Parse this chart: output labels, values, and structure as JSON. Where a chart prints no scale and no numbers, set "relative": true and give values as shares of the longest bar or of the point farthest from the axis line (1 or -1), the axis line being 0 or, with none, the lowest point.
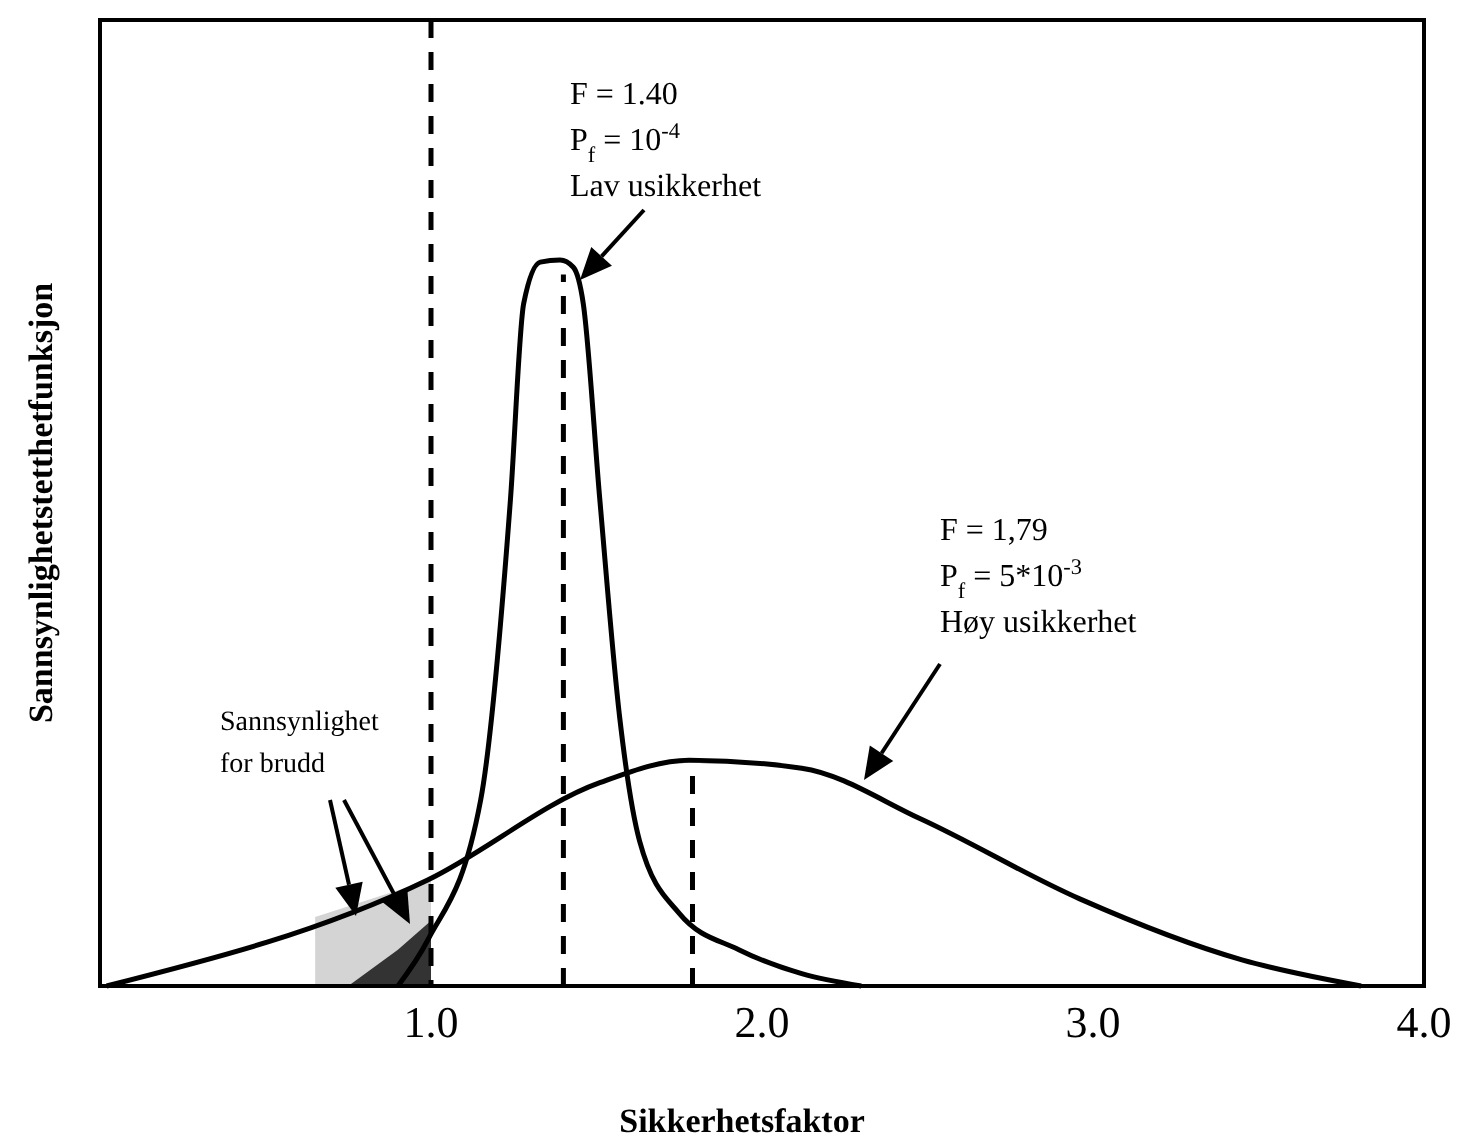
{
  "chart_data": {
    "type": "line",
    "relative": true,
    "xlabel": "Sikkerhetsfaktor",
    "ylabel": "Sannsynlighetstetthetfunksjon",
    "xlim": [
      0,
      4.0
    ],
    "xticks": [
      {
        "value": 0,
        "label": null
      },
      {
        "value": 1,
        "label": "1.0"
      },
      {
        "value": 2,
        "label": "2.0"
      },
      {
        "value": 3,
        "label": "3.0"
      },
      {
        "value": 4,
        "label": "4.0"
      }
    ],
    "grid": false,
    "series": [
      {
        "type": "area",
        "color": "#d4d4d4",
        "x": [
          0.65,
          0.8,
          0.9,
          1.0
        ],
        "values": [
          0.095,
          0.117,
          0.132,
          0.146
        ]
      },
      {
        "type": "area",
        "color": "#333333",
        "x": [
          0.75,
          0.9,
          1.0
        ],
        "values": [
          0,
          0.05,
          0.09
        ]
      },
      {
        "color": "#000000",
        "line_style": "solid",
        "x": [
          0.9,
          0.99,
          1.15,
          1.24,
          1.28,
          1.33,
          1.39,
          1.43,
          1.46,
          1.51,
          1.57,
          1.63,
          1.75,
          1.93,
          2.12,
          2.3
        ],
        "values": [
          0,
          0.063,
          0.256,
          0.67,
          0.94,
          0.997,
          1.0,
          0.99,
          0.94,
          0.67,
          0.37,
          0.2,
          0.1,
          0.05,
          0.017,
          0
        ]
      },
      {
        "color": "#000000",
        "line_style": "solid",
        "x": [
          0.02,
          0.99,
          1.51,
          1.78,
          2.12,
          2.48,
          2.96,
          3.45,
          3.81
        ],
        "values": [
          0,
          0.146,
          0.28,
          0.311,
          0.3,
          0.23,
          0.12,
          0.036,
          0
        ]
      },
      {
        "type": "line",
        "color": "#000000",
        "line_style": "dashed",
        "x": [
          1.4,
          1.4
        ],
        "values": [
          0,
          0.98
        ]
      },
      {
        "type": "line",
        "color": "#000000",
        "line_style": "dashed",
        "x": [
          1.79,
          1.79
        ],
        "values": [
          0,
          0.31
        ]
      }
    ],
    "ref_lines": [
      {
        "axis": "x",
        "value": 1.0,
        "line_style": "dashed",
        "color": "#000000"
      }
    ],
    "annotations": [
      "F = 1.40\nP$_{f}$ = 10$^{-4}$\nLav usikkerhet",
      "F = 1,79\nP$_{f}$ = 5*10$^{-3}$\nHøy usikkerhet",
      "Sannsynlighet\nfor brudd"
    ]
  }
}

* * * * * * *

Look through the records and count each line that holds "true". Write only the total.

2